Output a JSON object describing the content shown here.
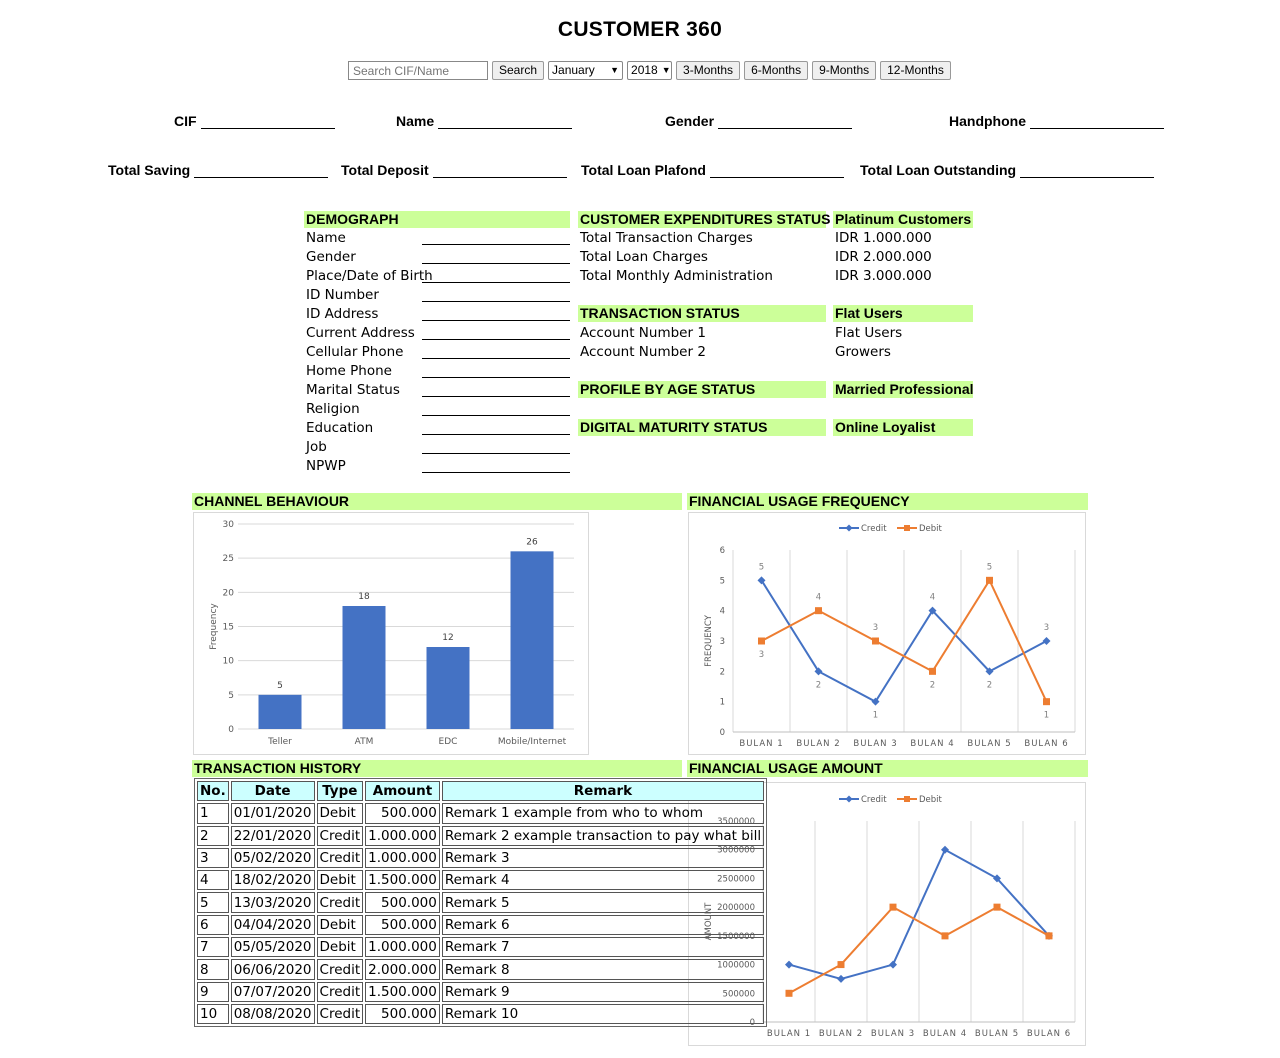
{
  "page": {
    "title": "CUSTOMER 360"
  },
  "search": {
    "placeholder": "Search CIF/Name",
    "search_label": "Search",
    "month": "January",
    "year": "2018",
    "period_buttons": [
      "3-Months",
      "6-Months",
      "9-Months",
      "12-Months"
    ]
  },
  "summary": {
    "cif": "CIF",
    "name": "Name",
    "gender": "Gender",
    "handphone": "Handphone",
    "total_saving": "Total Saving",
    "total_deposit": "Total Deposit",
    "total_loan_plafond": "Total Loan Plafond",
    "total_loan_outstanding": "Total Loan Outstanding"
  },
  "demograph": {
    "header": "DEMOGRAPH",
    "fields": [
      "Name",
      "Gender",
      "Place/Date of Birth",
      "ID Number",
      "ID Address",
      "Current Address",
      "Cellular Phone",
      "Home Phone",
      "Marital Status",
      "Religion",
      "Education",
      "Job",
      "NPWP"
    ]
  },
  "expenditures": {
    "header": "CUSTOMER EXPENDITURES STATUS",
    "status": "Platinum Customers",
    "rows": [
      {
        "label": "Total Transaction Charges",
        "value": "IDR 1.000.000"
      },
      {
        "label": "Total Loan Charges",
        "value": "IDR 2.000.000"
      },
      {
        "label": "Total Monthly Administration",
        "value": "IDR 3.000.000"
      }
    ]
  },
  "transaction_status": {
    "header": "TRANSACTION STATUS",
    "status": "Flat Users",
    "rows": [
      {
        "label": "Account Number 1",
        "value": "Flat Users"
      },
      {
        "label": "Account Number 2",
        "value": "Growers"
      }
    ]
  },
  "profile_age": {
    "header": "PROFILE BY AGE STATUS",
    "status": "Married Professional"
  },
  "digital_maturity": {
    "header": "DIGITAL MATURITY STATUS",
    "status": "Online Loyalist"
  },
  "sections": {
    "channel_behaviour": "CHANNEL BEHAVIOUR",
    "financial_usage_frequency": "FINANCIAL USAGE FREQUENCY",
    "transaction_history": "TRANSACTION HISTORY",
    "financial_usage_amount": "FINANCIAL USAGE AMOUNT"
  },
  "transaction_history": {
    "columns": [
      "No.",
      "Date",
      "Type",
      "Amount",
      "Remark"
    ],
    "rows": [
      [
        "1",
        "01/01/2020",
        "Debit",
        "500.000",
        "Remark 1 example from who to whom"
      ],
      [
        "2",
        "22/01/2020",
        "Credit",
        "1.000.000",
        "Remark 2 example transaction to pay what bill"
      ],
      [
        "3",
        "05/02/2020",
        "Credit",
        "1.000.000",
        "Remark 3"
      ],
      [
        "4",
        "18/02/2020",
        "Debit",
        "1.500.000",
        "Remark 4"
      ],
      [
        "5",
        "13/03/2020",
        "Credit",
        "500.000",
        "Remark 5"
      ],
      [
        "6",
        "04/04/2020",
        "Debit",
        "500.000",
        "Remark 6"
      ],
      [
        "7",
        "05/05/2020",
        "Debit",
        "1.000.000",
        "Remark 7"
      ],
      [
        "8",
        "06/06/2020",
        "Credit",
        "2.000.000",
        "Remark 8"
      ],
      [
        "9",
        "07/07/2020",
        "Credit",
        "1.500.000",
        "Remark 9"
      ],
      [
        "10",
        "08/08/2020",
        "Credit",
        "500.000",
        "Remark 10"
      ]
    ]
  },
  "colors": {
    "credit": "#4472c4",
    "debit": "#ed7d31",
    "bar": "#4472c4",
    "header_green": "#ccff99",
    "table_header": "#ccffff"
  },
  "chart_data": [
    {
      "type": "bar",
      "categories": [
        "Teller",
        "ATM",
        "EDC",
        "Mobile/Internet"
      ],
      "values": [
        5,
        18,
        12,
        26
      ],
      "ylabel": "Frequency",
      "ylim": [
        0,
        30
      ],
      "yticks": [
        0,
        5,
        10,
        15,
        20,
        25,
        30
      ],
      "grid": true
    },
    {
      "type": "line",
      "categories": [
        "BULAN 1",
        "BULAN 2",
        "BULAN 3",
        "BULAN 4",
        "BULAN 5",
        "BULAN 6"
      ],
      "series": [
        {
          "name": "Credit",
          "values": [
            5,
            2,
            1,
            4,
            2,
            3
          ]
        },
        {
          "name": "Debit",
          "values": [
            3,
            4,
            3,
            2,
            5,
            1
          ]
        }
      ],
      "ylabel": "FREQUENCY",
      "ylim": [
        0,
        6
      ],
      "yticks": [
        0,
        1,
        2,
        3,
        4,
        5,
        6
      ],
      "legend": "top"
    },
    {
      "type": "line",
      "categories": [
        "BULAN 1",
        "BULAN 2",
        "BULAN 3",
        "BULAN 4",
        "BULAN 5",
        "BULAN 6"
      ],
      "series": [
        {
          "name": "Credit",
          "values": [
            1000000,
            750000,
            1000000,
            3000000,
            2500000,
            1500000
          ]
        },
        {
          "name": "Debit",
          "values": [
            500000,
            1000000,
            2000000,
            1500000,
            2000000,
            1500000
          ]
        }
      ],
      "ylabel": "AMOUNT",
      "ylim": [
        0,
        3500000
      ],
      "yticks": [
        0,
        500000,
        1000000,
        1500000,
        2000000,
        2500000,
        3000000,
        3500000
      ],
      "legend": "top"
    }
  ]
}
□ □ □
Instructions to follow
Above are records with pictures; repeat the records exactly and leave the pictures out.

Correct answer
Output a JSON object describing the content shown here.
{
  "page": {
    "title": "CUSTOMER 360"
  },
  "search": {
    "placeholder": "Search CIF/Name",
    "search_label": "Search",
    "month": "January",
    "year": "2018",
    "period_buttons": [
      "3-Months",
      "6-Months",
      "9-Months",
      "12-Months"
    ]
  },
  "summary": {
    "cif": "CIF",
    "name": "Name",
    "gender": "Gender",
    "handphone": "Handphone",
    "total_saving": "Total Saving",
    "total_deposit": "Total Deposit",
    "total_loan_plafond": "Total Loan Plafond",
    "total_loan_outstanding": "Total Loan Outstanding"
  },
  "demograph": {
    "header": "DEMOGRAPH",
    "fields": [
      "Name",
      "Gender",
      "Place/Date of Birth",
      "ID Number",
      "ID Address",
      "Current Address",
      "Cellular Phone",
      "Home Phone",
      "Marital Status",
      "Religion",
      "Education",
      "Job",
      "NPWP"
    ]
  },
  "expenditures": {
    "header": "CUSTOMER EXPENDITURES STATUS",
    "status": "Platinum Customers",
    "rows": [
      {
        "label": "Total Transaction Charges",
        "value": "IDR 1.000.000"
      },
      {
        "label": "Total Loan Charges",
        "value": "IDR 2.000.000"
      },
      {
        "label": "Total Monthly Administration",
        "value": "IDR 3.000.000"
      }
    ]
  },
  "transaction_status": {
    "header": "TRANSACTION STATUS",
    "status": "Flat Users",
    "rows": [
      {
        "label": "Account Number 1",
        "value": "Flat Users"
      },
      {
        "label": "Account Number 2",
        "value": "Growers"
      }
    ]
  },
  "profile_age": {
    "header": "PROFILE BY AGE STATUS",
    "status": "Married Professional"
  },
  "digital_maturity": {
    "header": "DIGITAL MATURITY STATUS",
    "status": "Online Loyalist"
  },
  "sections": {
    "channel_behaviour": "CHANNEL BEHAVIOUR",
    "financial_usage_frequency": "FINANCIAL USAGE FREQUENCY",
    "transaction_history": "TRANSACTION HISTORY",
    "financial_usage_amount": "FINANCIAL USAGE AMOUNT"
  },
  "transaction_history": {
    "columns": [
      "No.",
      "Date",
      "Type",
      "Amount",
      "Remark"
    ],
    "rows": [
      [
        "1",
        "01/01/2020",
        "Debit",
        "500.000",
        "Remark 1 example from who to whom"
      ],
      [
        "2",
        "22/01/2020",
        "Credit",
        "1.000.000",
        "Remark 2 example transaction to pay what bill"
      ],
      [
        "3",
        "05/02/2020",
        "Credit",
        "1.000.000",
        "Remark 3"
      ],
      [
        "4",
        "18/02/2020",
        "Debit",
        "1.500.000",
        "Remark 4"
      ],
      [
        "5",
        "13/03/2020",
        "Credit",
        "500.000",
        "Remark 5"
      ],
      [
        "6",
        "04/04/2020",
        "Debit",
        "500.000",
        "Remark 6"
      ],
      [
        "7",
        "05/05/2020",
        "Debit",
        "1.000.000",
        "Remark 7"
      ],
      [
        "8",
        "06/06/2020",
        "Credit",
        "2.000.000",
        "Remark 8"
      ],
      [
        "9",
        "07/07/2020",
        "Credit",
        "1.500.000",
        "Remark 9"
      ],
      [
        "10",
        "08/08/2020",
        "Credit",
        "500.000",
        "Remark 10"
      ]
    ]
  },
  "colors": {
    "credit": "#4472c4",
    "debit": "#ed7d31",
    "bar": "#4472c4",
    "header_green": "#ccff99",
    "table_header": "#ccffff"
  },
  "chart_data": [
    {
      "type": "bar",
      "categories": [
        "Teller",
        "ATM",
        "EDC",
        "Mobile/Internet"
      ],
      "values": [
        5,
        18,
        12,
        26
      ],
      "ylabel": "Frequency",
      "ylim": [
        0,
        30
      ],
      "yticks": [
        0,
        5,
        10,
        15,
        20,
        25,
        30
      ],
      "grid": true
    },
    {
      "type": "line",
      "categories": [
        "BULAN 1",
        "BULAN 2",
        "BULAN 3",
        "BULAN 4",
        "BULAN 5",
        "BULAN 6"
      ],
      "series": [
        {
          "name": "Credit",
          "values": [
            5,
            2,
            1,
            4,
            2,
            3
          ]
        },
        {
          "name": "Debit",
          "values": [
            3,
            4,
            3,
            2,
            5,
            1
          ]
        }
      ],
      "ylabel": "FREQUENCY",
      "ylim": [
        0,
        6
      ],
      "yticks": [
        0,
        1,
        2,
        3,
        4,
        5,
        6
      ],
      "legend": "top"
    },
    {
      "type": "line",
      "categories": [
        "BULAN 1",
        "BULAN 2",
        "BULAN 3",
        "BULAN 4",
        "BULAN 5",
        "BULAN 6"
      ],
      "series": [
        {
          "name": "Credit",
          "values": [
            1000000,
            750000,
            1000000,
            3000000,
            2500000,
            1500000
          ]
        },
        {
          "name": "Debit",
          "values": [
            500000,
            1000000,
            2000000,
            1500000,
            2000000,
            1500000
          ]
        }
      ],
      "ylabel": "AMOUNT",
      "ylim": [
        0,
        3500000
      ],
      "yticks": [
        0,
        500000,
        1000000,
        1500000,
        2000000,
        2500000,
        3000000,
        3500000
      ],
      "legend": "top"
    }
  ]
}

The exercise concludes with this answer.